[GIVEN TASK]
Reproduce all the lines below exactly and omit the images.

[INFORMATION SUPPLIED]
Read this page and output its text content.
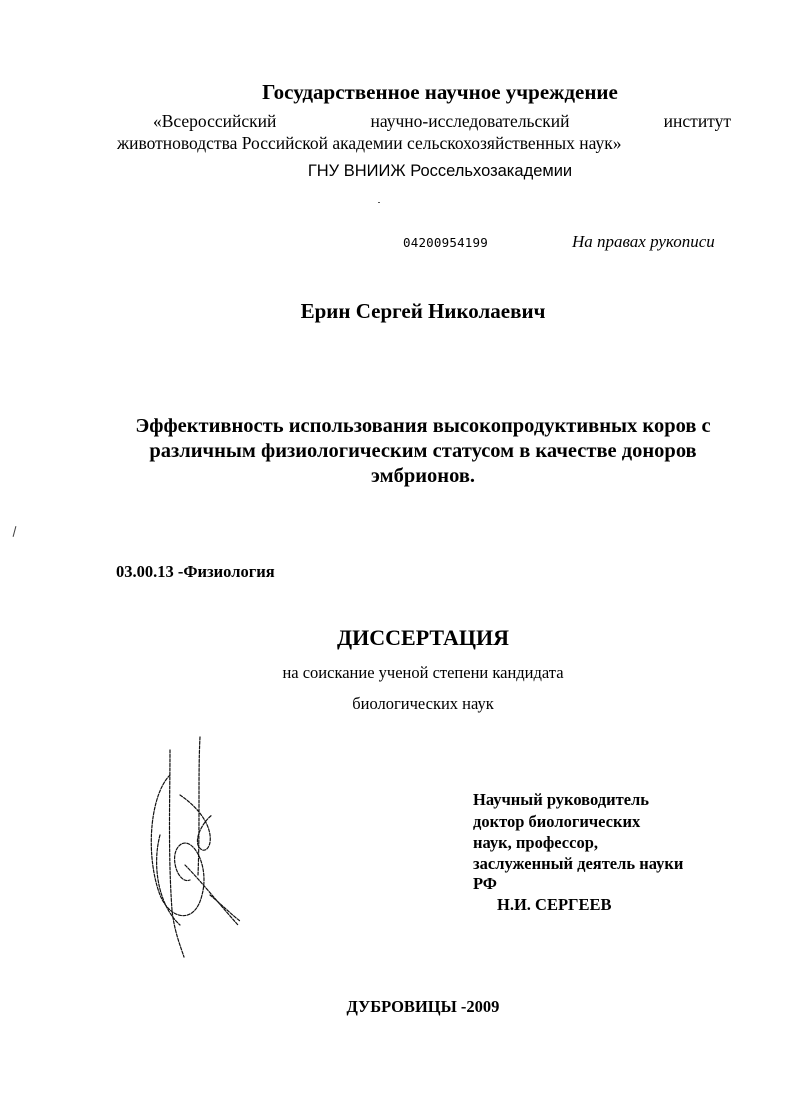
Государственное научное учреждение
«Всероссийский	научно-исследовательский	институт
животноводства Российской академии сельскохозяйственных наук»
ГНУ ВНИИЖ Россельхозакадемии
04200954199	На правах рукописи
Ерин Сергей Николаевич
Эффективность использования высокопродуктивных коров с
различным физиологическим статусом в качестве доноров
эмбрионов.
03.00.13 -Физиология
ДИССЕРТАЦИЯ
на соискание ученой степени кандидата
биологических наук
Научный руководитель
доктор биологических
наук, профессор,
заслуженный деятель науки
РФ
Н.И. СЕРГЕЕВ
ДУБРОВИЦЫ -2009
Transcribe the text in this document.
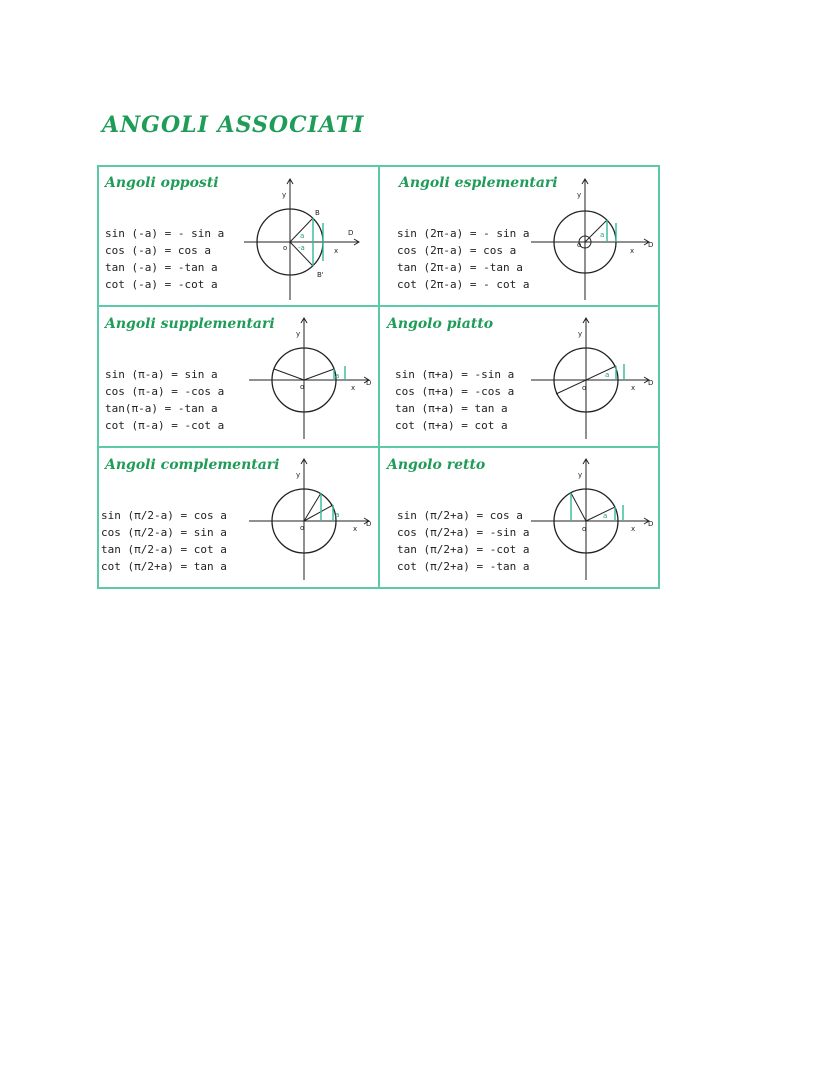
ANGOLI ASSOCIATI
Angoli opposti
sin (-a) = - sin a
cos (-a) = cos a
tan (-a) = -tan a
cot (-a) = -cot a
y
x
o
B
B'
D
a
-a
Angoli esplementari
sin (2π-a) = - sin a
cos (2π-a) = cos a
tan (2π-a) = -tan a
cot (2π-a) = - cot a
y
x
o	D
a
Angoli supplementari
sin (π-a) = sin a
cos (π-a) = -cos a
tan(π-a) = -tan a
cot (π-a) = -cot a
y
x
o	D
a
Angolo piatto
sin (π+a) = -sin a
cos (π+a) = -cos a
tan (π+a) = tan a
cot (π+a) = cot a
y
x
o
D
a
Angoli complementari
sin (π/2-a) = cos a
cos (π/2-a) = sin a
tan (π/2-a) = cot a
cot (π/2+a) = tan a
y
x
o	D
a
Angolo retto
sin (π/2+a) = cos a
cos (π/2+a) = -sin a
tan (π/2+a) = -cot a
cot (π/2+a) = -tan a
y
x
o
D
a
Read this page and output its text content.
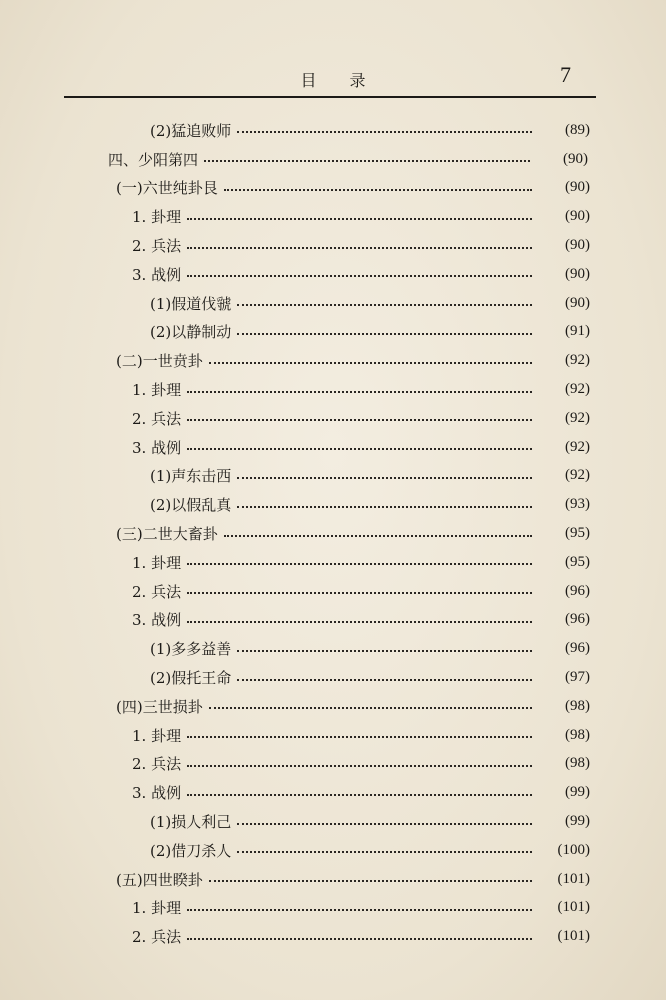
目 录	7
(2)猛追败师	(89)
四、少阳第四	(90)
(一)六世纯卦艮	(90)
1. 卦理	(90)
2. 兵法	(90)
3. 战例	(90)
(1)假道伐虢	(90)
(2)以静制动	(91)
(二)一世贲卦	(92)
1. 卦理	(92)
2. 兵法	(92)
3. 战例	(92)
(1)声东击西	(92)
(2)以假乱真	(93)
(三)二世大畜卦	(95)
1. 卦理	(95)
2. 兵法	(96)
3. 战例	(96)
(1)多多益善	(96)
(2)假托王命	(97)
(四)三世损卦	(98)
1. 卦理	(98)
2. 兵法	(98)
3. 战例	(99)
(1)损人利己	(99)
(2)借刀杀人	(100)
(五)四世睽卦	(101)
1. 卦理	(101)
2. 兵法	(101)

[TASK RESULT]
Read this page and output its text content.
Государственное научное учреждение
«Всероссийский	научно-исследовательский	институт
животноводства Российской академии сельскохозяйственных наук»
ГНУ ВНИИЖ Россельхозакадемии
04200954199	На правах рукописи
Ерин Сергей Николаевич
Эффективность использования высокопродуктивных коров с
различным физиологическим статусом в качестве доноров
эмбрионов.
03.00.13 -Физиология
ДИССЕРТАЦИЯ
на соискание ученой степени кандидата
биологических наук
Научный руководитель
доктор биологических
наук, профессор,
заслуженный деятель науки
РФ
Н.И. СЕРГЕЕВ
ДУБРОВИЦЫ -2009
Transcribe the text in this document.
ANGOLI ASSOCIATI
Angoli opposti
sin (-a) = - sin a
cos (-a) = cos a
tan (-a) = -tan a
cot (-a) = -cot a
y
x
o
B
B'
D
a
-a
Angoli esplementari
sin (2π-a) = - sin a
cos (2π-a) = cos a
tan (2π-a) = -tan a
cot (2π-a) = - cot a
y
x
o	D
a
Angoli supplementari
sin (π-a) = sin a
cos (π-a) = -cos a
tan(π-a) = -tan a
cot (π-a) = -cot a
y
x
o	D
a
Angolo piatto
sin (π+a) = -sin a
cos (π+a) = -cos a
tan (π+a) = tan a
cot (π+a) = cot a
y
x
o
D
a
Angoli complementari
sin (π/2-a) = cos a
cos (π/2-a) = sin a
tan (π/2-a) = cot a
cot (π/2+a) = tan a
y
x
o	D
a
Angolo retto
sin (π/2+a) = cos a
cos (π/2+a) = -sin a
tan (π/2+a) = -cot a
cot (π/2+a) = -tan a
y
x
o
D
a
Read this page and output its text content.
目 录	7
(2)猛追败师	(89)
四、少阳第四	(90)
(一)六世纯卦艮	(90)
1. 卦理	(90)
2. 兵法	(90)
3. 战例	(90)
(1)假道伐虢	(90)
(2)以静制动	(91)
(二)一世贲卦	(92)
1. 卦理	(92)
2. 兵法	(92)
3. 战例	(92)
(1)声东击西	(92)
(2)以假乱真	(93)
(三)二世大畜卦	(95)
1. 卦理	(95)
2. 兵法	(96)
3. 战例	(96)
(1)多多益善	(96)
(2)假托王命	(97)
(四)三世损卦	(98)
1. 卦理	(98)
2. 兵法	(98)
3. 战例	(99)
(1)损人利己	(99)
(2)借刀杀人	(100)
(五)四世睽卦	(101)
1. 卦理	(101)
2. 兵法	(101)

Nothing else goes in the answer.